— Work to do —
Write out every entry exactly as it stands.
[Raw records start]
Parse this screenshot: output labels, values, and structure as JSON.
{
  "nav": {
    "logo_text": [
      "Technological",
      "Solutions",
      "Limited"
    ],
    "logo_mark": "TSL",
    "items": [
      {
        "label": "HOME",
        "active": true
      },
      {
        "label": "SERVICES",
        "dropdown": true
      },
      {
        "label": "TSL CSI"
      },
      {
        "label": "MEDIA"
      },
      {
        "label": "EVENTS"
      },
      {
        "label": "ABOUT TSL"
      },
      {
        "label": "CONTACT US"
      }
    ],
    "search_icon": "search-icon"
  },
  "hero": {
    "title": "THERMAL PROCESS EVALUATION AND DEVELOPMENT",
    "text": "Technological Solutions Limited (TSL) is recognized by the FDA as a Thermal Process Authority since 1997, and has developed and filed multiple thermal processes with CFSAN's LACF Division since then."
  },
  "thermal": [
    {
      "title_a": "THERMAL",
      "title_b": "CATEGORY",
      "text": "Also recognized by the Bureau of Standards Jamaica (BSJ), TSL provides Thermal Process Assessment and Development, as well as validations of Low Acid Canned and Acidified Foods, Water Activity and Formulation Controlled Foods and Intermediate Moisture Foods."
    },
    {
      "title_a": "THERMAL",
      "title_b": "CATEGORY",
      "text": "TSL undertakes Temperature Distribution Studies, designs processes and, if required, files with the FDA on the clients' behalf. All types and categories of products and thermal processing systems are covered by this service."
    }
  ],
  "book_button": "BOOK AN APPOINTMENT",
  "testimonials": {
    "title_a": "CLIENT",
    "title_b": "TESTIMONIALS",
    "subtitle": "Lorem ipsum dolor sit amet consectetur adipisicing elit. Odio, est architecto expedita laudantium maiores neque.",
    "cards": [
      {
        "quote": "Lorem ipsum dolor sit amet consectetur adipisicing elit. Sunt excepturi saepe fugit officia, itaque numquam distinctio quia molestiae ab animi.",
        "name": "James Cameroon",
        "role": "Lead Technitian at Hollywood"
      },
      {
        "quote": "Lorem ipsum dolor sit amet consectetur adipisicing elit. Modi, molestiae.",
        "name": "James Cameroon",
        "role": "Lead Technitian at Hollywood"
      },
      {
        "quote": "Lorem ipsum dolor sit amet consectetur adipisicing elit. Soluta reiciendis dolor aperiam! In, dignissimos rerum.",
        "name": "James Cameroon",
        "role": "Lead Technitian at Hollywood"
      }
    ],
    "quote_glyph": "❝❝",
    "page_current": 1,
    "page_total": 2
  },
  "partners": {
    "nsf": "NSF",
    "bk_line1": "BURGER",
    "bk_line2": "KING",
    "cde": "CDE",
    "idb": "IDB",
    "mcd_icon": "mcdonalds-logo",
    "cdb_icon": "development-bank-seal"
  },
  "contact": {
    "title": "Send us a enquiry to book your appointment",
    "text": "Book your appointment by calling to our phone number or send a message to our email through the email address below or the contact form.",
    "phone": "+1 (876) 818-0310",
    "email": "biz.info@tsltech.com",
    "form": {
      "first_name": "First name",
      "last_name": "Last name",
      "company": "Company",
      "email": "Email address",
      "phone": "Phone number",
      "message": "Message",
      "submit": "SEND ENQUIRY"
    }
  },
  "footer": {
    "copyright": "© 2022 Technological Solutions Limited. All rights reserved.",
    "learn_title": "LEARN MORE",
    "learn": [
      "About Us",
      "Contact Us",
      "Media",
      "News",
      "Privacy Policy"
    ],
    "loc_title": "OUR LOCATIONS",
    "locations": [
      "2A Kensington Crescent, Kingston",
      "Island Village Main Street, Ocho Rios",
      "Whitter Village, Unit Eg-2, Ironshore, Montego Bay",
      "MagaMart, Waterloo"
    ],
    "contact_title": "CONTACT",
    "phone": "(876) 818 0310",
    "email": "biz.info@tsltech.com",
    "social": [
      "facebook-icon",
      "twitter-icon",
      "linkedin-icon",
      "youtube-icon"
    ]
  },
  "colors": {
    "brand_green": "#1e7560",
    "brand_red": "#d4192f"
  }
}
[Raw records end]
— Output below —
Parse this screenshot: output labels, values, and structure as JSON.
{
  "nav": {
    "logo_text": [
      "Technological",
      "Solutions",
      "Limited"
    ],
    "logo_mark": "TSL",
    "items": [
      {
        "label": "HOME",
        "active": true
      },
      {
        "label": "SERVICES",
        "dropdown": true
      },
      {
        "label": "TSL CSI"
      },
      {
        "label": "MEDIA"
      },
      {
        "label": "EVENTS"
      },
      {
        "label": "ABOUT TSL"
      },
      {
        "label": "CONTACT US"
      }
    ],
    "search_icon": "search-icon"
  },
  "hero": {
    "title": "THERMAL PROCESS EVALUATION AND DEVELOPMENT",
    "text": "Technological Solutions Limited (TSL) is recognized by the FDA as a Thermal Process Authority since 1997, and has developed and filed multiple thermal processes with CFSAN's LACF Division since then."
  },
  "thermal": [
    {
      "title_a": "THERMAL",
      "title_b": "CATEGORY",
      "text": "Also recognized by the Bureau of Standards Jamaica (BSJ), TSL provides Thermal Process Assessment and Development, as well as validations of Low Acid Canned and Acidified Foods, Water Activity and Formulation Controlled Foods and Intermediate Moisture Foods."
    },
    {
      "title_a": "THERMAL",
      "title_b": "CATEGORY",
      "text": "TSL undertakes Temperature Distribution Studies, designs processes and, if required, files with the FDA on the clients' behalf. All types and categories of products and thermal processing systems are covered by this service."
    }
  ],
  "book_button": "BOOK AN APPOINTMENT",
  "testimonials": {
    "title_a": "CLIENT",
    "title_b": "TESTIMONIALS",
    "subtitle": "Lorem ipsum dolor sit amet consectetur adipisicing elit. Odio, est architecto expedita laudantium maiores neque.",
    "cards": [
      {
        "quote": "Lorem ipsum dolor sit amet consectetur adipisicing elit. Sunt excepturi saepe fugit officia, itaque numquam distinctio quia molestiae ab animi.",
        "name": "James Cameroon",
        "role": "Lead Technitian at Hollywood"
      },
      {
        "quote": "Lorem ipsum dolor sit amet consectetur adipisicing elit. Modi, molestiae.",
        "name": "James Cameroon",
        "role": "Lead Technitian at Hollywood"
      },
      {
        "quote": "Lorem ipsum dolor sit amet consectetur adipisicing elit. Soluta reiciendis dolor aperiam! In, dignissimos rerum.",
        "name": "James Cameroon",
        "role": "Lead Technitian at Hollywood"
      }
    ],
    "quote_glyph": "❝❝",
    "page_current": 1,
    "page_total": 2
  },
  "partners": {
    "nsf": "NSF",
    "bk_line1": "BURGER",
    "bk_line2": "KING",
    "cde": "CDE",
    "idb": "IDB",
    "mcd_icon": "mcdonalds-logo",
    "cdb_icon": "development-bank-seal"
  },
  "contact": {
    "title": "Send us a enquiry to book your appointment",
    "text": "Book your appointment by calling to our phone number or send a message to our email through the email address below or the contact form.",
    "phone": "+1 (876) 818-0310",
    "email": "biz.info@tsltech.com",
    "form": {
      "first_name": "First name",
      "last_name": "Last name",
      "company": "Company",
      "email": "Email address",
      "phone": "Phone number",
      "message": "Message",
      "submit": "SEND ENQUIRY"
    }
  },
  "footer": {
    "copyright": "© 2022 Technological Solutions Limited. All rights reserved.",
    "learn_title": "LEARN MORE",
    "learn": [
      "About Us",
      "Contact Us",
      "Media",
      "News",
      "Privacy Policy"
    ],
    "loc_title": "OUR LOCATIONS",
    "locations": [
      "2A Kensington Crescent, Kingston",
      "Island Village Main Street, Ocho Rios",
      "Whitter Village, Unit Eg-2, Ironshore, Montego Bay",
      "MagaMart, Waterloo"
    ],
    "contact_title": "CONTACT",
    "phone": "(876) 818 0310",
    "email": "biz.info@tsltech.com",
    "social": [
      "facebook-icon",
      "twitter-icon",
      "linkedin-icon",
      "youtube-icon"
    ]
  },
  "colors": {
    "brand_green": "#1e7560",
    "brand_red": "#d4192f"
  }
}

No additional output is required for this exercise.